╭──
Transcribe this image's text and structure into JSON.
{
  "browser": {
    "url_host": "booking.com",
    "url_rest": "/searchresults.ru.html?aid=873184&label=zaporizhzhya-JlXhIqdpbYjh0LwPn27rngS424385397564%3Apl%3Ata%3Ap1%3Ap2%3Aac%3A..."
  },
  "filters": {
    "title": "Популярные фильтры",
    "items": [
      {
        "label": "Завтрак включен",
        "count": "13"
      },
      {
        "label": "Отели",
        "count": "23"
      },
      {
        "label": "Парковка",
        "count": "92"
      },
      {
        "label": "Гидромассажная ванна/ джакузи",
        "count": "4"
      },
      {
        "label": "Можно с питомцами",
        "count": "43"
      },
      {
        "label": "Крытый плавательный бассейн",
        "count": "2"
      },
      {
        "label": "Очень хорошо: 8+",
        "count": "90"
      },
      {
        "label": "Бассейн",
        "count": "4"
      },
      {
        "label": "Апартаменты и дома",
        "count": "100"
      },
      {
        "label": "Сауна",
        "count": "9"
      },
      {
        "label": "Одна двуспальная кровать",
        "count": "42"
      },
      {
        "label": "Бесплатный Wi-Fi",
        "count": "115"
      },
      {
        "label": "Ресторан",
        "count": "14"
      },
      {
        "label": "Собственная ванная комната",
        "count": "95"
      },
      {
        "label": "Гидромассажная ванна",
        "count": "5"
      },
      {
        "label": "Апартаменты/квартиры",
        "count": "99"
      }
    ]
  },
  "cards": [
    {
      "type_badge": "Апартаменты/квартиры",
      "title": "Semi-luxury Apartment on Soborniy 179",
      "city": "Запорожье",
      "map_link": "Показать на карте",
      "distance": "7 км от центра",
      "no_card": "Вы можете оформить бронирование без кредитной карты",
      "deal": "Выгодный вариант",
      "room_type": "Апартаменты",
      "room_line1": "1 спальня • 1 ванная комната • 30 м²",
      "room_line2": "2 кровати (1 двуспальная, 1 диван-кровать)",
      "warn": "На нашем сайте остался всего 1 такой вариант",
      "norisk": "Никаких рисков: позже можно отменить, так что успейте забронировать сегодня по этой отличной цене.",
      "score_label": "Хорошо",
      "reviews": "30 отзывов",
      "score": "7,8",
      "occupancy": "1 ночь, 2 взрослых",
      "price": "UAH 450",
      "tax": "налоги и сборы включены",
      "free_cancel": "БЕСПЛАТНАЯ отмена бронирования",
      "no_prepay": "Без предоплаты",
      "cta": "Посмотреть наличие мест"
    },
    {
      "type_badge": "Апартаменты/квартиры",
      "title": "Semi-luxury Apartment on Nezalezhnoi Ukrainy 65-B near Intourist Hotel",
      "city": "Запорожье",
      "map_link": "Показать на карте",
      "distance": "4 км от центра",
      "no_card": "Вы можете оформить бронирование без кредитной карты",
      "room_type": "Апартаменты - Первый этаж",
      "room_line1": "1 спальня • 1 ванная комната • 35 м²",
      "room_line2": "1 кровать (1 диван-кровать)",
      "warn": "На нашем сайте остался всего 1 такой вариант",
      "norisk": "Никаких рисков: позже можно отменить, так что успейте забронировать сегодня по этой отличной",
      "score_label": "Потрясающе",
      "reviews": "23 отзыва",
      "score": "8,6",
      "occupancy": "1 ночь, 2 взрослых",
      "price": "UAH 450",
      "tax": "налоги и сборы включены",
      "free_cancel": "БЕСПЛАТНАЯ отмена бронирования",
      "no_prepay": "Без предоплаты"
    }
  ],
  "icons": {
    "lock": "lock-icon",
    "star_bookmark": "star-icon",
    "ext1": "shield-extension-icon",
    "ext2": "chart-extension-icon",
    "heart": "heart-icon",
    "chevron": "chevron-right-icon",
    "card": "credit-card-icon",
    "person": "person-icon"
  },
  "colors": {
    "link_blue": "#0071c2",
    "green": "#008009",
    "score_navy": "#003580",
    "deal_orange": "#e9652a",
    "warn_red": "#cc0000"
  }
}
╰──
CHALLENGE:
Find each line with the string "отменить" and copy it out.

CORRECT ANSWER:
      "norisk": "Никаких рисков: позже можно отменить, так что успейте забронировать сегодня по этой отличной цене.",
      "norisk": "Никаких рисков: позже можно отменить, так что успейте забронировать сегодня по этой отличной",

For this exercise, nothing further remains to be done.